Natasha’s Pro Tip for the Best Flavor
Be sure to turn off the heat before adding the lemon zest, juice, and parsley. For the most vibrant flavor, you don’t want to continue cooking once those ingredients are in. Think of them as a garnish.

Serve with
Since Shrimp Scampi with Pasta is a meal in itself, you don’t need much to make this a special dinner. We pair it with these simple sides:

P.S. If you love this Shrimp Scampi with Pasta as much as I do, you won’t want to miss my top 3 shrimp recipes: Shrimp Tacos (with the best sauce), Creamy Cajun Shrimp Pasta, and Shrimp Fried Rice.
Shrimp Scampi with Pasta

Ingredients
- 1/2 lb spaghetti, homemade pasta, or your pasta of choice
- 1 lb asparagus, trimmed and cut into 2″ pieces
- 3 Tbsp unsalted butter, divided
- 3 Tbsp olive oil, divided
- 4 cloves garlic, minced (about 1 1/2 Tbsp)

□ □ □ □ □

◆ Work to complete:
1. Name every ingredient in the shrimp scampi recipe's ingredient list, each with its quantity.
2. According to the shrimp scampi recipe, at what point should the heat be turned off?
3. Extend the shrimp scampi recipe from its last line onward.
The records are not needed for any of this work.

□ □ □ □ □

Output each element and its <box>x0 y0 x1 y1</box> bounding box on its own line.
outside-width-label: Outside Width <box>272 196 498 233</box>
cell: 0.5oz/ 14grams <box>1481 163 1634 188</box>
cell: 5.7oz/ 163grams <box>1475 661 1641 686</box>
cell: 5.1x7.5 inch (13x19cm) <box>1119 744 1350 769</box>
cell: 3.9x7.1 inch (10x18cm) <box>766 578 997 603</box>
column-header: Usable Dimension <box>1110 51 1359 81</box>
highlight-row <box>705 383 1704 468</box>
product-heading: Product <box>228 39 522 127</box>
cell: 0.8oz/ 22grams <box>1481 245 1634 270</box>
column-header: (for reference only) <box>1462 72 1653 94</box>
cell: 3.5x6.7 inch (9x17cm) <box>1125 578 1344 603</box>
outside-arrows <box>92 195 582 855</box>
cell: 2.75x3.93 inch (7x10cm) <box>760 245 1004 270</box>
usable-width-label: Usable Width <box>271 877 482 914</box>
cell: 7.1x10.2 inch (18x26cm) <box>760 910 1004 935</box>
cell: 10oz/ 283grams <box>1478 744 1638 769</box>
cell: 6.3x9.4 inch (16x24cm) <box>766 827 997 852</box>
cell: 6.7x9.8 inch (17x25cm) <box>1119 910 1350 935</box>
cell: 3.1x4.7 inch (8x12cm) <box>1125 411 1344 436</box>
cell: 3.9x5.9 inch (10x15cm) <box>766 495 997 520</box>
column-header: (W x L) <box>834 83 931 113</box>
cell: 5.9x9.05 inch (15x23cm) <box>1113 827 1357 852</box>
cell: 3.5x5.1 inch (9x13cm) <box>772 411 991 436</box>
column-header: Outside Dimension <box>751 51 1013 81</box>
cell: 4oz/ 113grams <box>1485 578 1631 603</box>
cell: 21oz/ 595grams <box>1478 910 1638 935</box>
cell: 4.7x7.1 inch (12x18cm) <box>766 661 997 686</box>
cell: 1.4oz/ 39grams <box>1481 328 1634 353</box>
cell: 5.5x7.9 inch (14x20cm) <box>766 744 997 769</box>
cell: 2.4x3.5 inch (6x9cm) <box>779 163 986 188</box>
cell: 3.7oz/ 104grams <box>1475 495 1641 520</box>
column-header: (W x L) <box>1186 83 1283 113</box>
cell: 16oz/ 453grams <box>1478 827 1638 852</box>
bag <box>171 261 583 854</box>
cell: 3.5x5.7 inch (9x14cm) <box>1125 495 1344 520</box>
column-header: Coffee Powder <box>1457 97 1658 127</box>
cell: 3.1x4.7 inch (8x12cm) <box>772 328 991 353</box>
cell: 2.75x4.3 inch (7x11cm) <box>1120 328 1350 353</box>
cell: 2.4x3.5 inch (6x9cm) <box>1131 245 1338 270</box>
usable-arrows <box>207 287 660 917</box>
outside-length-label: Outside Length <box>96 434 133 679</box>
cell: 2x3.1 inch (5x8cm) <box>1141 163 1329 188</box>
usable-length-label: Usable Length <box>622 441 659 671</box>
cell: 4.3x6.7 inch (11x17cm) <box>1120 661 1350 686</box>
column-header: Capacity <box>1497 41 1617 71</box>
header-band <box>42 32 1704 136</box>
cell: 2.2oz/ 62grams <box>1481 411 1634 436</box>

□ □ □ □ □

◆ Written answers:
1.
- 1/2 lb spaghetti, homemade pasta, or pasta of choice
- 1 lb asparagus
- 3 Tbsp unsalted butter
- 3 Tbsp olive oil
- 4 cloves garlic

2. Before the lemon zest, juice, and parsley are added.

3.
- 1/4 tsp red pepper flakes, or added to taste
- 1 lb large shrimp, peeled and deveined (16-20 or 21-25 count)
- 1 1/4 tsp fine sea salt , divided, plus more for cooking pasta
- 1/4 tsp black pepper, ground, or to taste
- 1 Tbsp grated lemon zest
- 1/4 cup fresh lemon juice, from 1 large or 2 small lemons
- 1/3 cup fresh parsley, finely chopped
- freshly grated parmesan, to serve
Instructions
- Bring a large pot of water to a boil, add 1 Tbsp salt and 1 Tbsp olive oil, and cook pasta according to package instructions until Al'dente, or desired doneness (meanwhile, continue with recipe). Reserve 1/2 cup of pasta water, then drain pasta, return to the pot, and cover to keep warm.
- Place a large, deep pan over medium/high heat and add 1 Tbsp olive oil and 1 Tbsp butter. Add asparagus, season lightly with 1/4 tsp salt and 1/8 tsp pepper, and cook uncovered for 5 minutes or until crisp-tender, stirring occasionally. Remove from pan.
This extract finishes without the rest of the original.